-- Start --
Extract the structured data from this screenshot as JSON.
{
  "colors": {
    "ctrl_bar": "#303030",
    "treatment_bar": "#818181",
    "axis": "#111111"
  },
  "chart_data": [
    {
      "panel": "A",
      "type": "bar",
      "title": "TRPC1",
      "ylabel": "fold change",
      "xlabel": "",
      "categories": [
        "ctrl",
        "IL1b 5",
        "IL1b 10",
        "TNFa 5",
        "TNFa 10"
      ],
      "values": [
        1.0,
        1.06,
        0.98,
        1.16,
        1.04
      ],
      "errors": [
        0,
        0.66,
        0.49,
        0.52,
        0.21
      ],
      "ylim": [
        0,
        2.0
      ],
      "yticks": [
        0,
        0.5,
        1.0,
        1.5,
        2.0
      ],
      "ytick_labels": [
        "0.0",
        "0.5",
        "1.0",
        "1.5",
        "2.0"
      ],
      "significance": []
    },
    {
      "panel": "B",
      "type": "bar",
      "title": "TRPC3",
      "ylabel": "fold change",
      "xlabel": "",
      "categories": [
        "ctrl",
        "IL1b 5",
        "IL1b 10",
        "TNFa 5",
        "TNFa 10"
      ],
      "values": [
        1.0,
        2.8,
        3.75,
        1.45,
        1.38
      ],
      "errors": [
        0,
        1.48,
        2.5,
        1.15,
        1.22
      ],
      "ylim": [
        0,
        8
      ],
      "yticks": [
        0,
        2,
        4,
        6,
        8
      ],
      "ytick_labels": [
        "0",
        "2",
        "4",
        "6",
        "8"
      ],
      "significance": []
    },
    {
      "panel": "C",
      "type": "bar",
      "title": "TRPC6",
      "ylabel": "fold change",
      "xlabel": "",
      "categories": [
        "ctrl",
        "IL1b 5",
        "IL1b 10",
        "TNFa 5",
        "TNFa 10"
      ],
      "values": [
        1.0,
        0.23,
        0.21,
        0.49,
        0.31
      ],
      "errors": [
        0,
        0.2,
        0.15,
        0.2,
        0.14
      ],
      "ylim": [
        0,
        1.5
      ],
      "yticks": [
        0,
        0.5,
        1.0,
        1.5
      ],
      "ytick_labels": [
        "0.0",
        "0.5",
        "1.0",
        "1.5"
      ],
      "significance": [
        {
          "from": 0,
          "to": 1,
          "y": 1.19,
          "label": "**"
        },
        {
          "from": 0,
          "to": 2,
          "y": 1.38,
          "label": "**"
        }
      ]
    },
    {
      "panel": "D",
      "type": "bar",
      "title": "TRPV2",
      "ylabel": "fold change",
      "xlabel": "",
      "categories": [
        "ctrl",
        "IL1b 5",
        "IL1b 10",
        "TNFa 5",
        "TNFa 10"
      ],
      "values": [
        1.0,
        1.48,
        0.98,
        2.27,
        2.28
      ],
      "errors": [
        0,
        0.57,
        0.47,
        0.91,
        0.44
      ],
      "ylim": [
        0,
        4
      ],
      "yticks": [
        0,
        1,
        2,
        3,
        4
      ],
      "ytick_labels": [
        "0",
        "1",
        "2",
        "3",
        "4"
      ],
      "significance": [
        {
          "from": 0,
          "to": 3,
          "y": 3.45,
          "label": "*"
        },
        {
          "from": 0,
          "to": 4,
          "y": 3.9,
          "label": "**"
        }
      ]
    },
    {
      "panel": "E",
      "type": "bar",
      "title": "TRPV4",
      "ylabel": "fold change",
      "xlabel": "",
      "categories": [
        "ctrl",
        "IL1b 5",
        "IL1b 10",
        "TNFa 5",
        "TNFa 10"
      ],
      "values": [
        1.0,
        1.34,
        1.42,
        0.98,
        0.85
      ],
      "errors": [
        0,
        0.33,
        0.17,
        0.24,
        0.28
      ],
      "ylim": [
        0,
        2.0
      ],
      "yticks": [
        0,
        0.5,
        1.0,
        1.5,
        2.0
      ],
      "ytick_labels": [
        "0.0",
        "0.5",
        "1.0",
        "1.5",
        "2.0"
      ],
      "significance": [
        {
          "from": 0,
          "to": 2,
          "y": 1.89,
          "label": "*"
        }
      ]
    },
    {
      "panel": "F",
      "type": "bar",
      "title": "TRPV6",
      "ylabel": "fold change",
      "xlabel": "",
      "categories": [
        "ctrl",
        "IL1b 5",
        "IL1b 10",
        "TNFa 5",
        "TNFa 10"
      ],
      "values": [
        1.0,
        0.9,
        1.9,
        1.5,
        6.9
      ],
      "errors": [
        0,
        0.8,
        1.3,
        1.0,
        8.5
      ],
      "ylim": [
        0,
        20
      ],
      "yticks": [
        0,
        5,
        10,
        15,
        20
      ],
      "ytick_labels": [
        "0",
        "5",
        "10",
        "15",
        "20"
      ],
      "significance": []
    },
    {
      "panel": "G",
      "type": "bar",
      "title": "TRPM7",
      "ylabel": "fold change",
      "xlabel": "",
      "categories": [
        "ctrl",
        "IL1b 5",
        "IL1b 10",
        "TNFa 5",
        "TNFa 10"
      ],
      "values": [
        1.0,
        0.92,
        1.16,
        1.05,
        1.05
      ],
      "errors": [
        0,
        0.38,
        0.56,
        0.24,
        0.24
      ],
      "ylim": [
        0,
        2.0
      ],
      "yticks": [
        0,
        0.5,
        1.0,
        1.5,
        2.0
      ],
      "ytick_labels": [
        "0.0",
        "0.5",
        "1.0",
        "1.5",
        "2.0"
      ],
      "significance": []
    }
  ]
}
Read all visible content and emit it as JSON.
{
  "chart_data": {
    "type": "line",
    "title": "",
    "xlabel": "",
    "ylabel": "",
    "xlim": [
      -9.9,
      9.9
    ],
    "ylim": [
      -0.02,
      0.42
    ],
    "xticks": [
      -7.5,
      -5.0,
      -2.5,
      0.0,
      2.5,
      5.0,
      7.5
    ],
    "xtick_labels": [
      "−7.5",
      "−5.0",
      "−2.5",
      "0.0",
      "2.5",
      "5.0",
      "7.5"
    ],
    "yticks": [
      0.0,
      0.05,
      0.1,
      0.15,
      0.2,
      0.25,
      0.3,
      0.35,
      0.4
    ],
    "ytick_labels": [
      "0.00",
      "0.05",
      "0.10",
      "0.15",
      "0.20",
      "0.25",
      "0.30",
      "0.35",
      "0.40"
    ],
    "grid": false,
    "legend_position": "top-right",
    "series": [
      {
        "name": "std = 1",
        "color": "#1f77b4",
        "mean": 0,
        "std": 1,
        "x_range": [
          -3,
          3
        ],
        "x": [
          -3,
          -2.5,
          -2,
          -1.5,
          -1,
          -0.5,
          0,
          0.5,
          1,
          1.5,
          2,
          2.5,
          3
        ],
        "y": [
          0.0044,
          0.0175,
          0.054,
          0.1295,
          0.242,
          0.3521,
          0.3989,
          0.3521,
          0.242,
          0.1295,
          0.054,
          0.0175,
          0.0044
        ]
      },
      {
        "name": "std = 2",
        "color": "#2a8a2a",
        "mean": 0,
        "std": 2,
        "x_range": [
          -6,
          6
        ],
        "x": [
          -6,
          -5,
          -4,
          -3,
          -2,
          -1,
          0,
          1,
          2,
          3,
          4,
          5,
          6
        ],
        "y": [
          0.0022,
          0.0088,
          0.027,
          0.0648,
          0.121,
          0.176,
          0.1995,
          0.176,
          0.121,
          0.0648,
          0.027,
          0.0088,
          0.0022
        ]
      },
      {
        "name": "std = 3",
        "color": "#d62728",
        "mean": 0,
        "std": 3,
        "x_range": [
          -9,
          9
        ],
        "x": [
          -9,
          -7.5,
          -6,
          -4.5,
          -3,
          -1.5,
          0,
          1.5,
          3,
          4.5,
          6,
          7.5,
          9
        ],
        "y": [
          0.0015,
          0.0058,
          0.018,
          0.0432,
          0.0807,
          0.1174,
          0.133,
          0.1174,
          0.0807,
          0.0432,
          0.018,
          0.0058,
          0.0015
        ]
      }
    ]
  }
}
-- End --
Go through the entries above and count the lines containing the word "title"; give only that count.

• _Worked answer_: 8